Supplied information.
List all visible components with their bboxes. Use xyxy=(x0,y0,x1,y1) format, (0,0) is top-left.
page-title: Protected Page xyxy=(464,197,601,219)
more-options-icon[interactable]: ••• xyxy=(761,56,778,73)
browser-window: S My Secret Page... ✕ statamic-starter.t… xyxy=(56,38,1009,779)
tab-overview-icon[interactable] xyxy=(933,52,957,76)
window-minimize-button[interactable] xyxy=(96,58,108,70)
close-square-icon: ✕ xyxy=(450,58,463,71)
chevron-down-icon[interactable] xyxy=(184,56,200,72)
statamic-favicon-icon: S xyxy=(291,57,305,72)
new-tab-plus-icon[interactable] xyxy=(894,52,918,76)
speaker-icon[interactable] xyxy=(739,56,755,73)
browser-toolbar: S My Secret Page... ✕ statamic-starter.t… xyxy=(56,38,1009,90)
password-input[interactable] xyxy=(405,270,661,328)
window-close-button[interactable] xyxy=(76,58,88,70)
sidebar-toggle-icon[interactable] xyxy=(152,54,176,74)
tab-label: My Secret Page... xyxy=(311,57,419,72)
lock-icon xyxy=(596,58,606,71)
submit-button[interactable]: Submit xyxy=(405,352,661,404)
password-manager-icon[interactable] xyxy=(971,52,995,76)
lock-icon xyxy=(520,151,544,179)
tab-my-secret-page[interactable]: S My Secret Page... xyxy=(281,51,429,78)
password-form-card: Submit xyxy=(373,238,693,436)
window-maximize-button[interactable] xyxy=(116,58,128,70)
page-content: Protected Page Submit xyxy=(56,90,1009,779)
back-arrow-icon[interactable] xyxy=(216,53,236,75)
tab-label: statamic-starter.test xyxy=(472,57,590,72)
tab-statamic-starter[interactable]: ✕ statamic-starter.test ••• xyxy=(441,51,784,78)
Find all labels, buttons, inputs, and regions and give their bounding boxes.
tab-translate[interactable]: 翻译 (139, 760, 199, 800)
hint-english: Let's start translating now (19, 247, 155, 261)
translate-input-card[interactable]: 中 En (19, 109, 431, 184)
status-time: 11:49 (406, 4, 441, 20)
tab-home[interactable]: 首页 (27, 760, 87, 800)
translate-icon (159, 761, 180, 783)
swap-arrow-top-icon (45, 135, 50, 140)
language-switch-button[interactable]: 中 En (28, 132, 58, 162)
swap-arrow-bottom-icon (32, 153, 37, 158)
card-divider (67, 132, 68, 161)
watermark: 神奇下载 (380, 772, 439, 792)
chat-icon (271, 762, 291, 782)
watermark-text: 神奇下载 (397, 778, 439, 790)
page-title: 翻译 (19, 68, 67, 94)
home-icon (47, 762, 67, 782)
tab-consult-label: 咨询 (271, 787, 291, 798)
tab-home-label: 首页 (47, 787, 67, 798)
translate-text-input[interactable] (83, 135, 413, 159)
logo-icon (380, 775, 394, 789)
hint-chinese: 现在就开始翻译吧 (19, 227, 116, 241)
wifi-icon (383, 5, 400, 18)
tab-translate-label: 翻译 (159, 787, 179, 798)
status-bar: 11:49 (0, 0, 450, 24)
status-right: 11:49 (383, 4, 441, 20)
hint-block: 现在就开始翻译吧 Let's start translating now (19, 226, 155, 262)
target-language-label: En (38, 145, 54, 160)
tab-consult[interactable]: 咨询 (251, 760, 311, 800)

Problem details. Copy the data from the start through the line containing "chevron-down-icon[interactable] xyxy=(184,56,200,72)", including both ends, exactly as they appear.

Solution to this problem.
List all visible components with their bboxes. Use xyxy=(x0,y0,x1,y1) format, (0,0) is top-left.
page-title: Protected Page xyxy=(464,197,601,219)
more-options-icon[interactable]: ••• xyxy=(761,56,778,73)
browser-window: S My Secret Page... ✕ statamic-starter.t… xyxy=(56,38,1009,779)
tab-overview-icon[interactable] xyxy=(933,52,957,76)
window-minimize-button[interactable] xyxy=(96,58,108,70)
close-square-icon: ✕ xyxy=(450,58,463,71)
chevron-down-icon[interactable] xyxy=(184,56,200,72)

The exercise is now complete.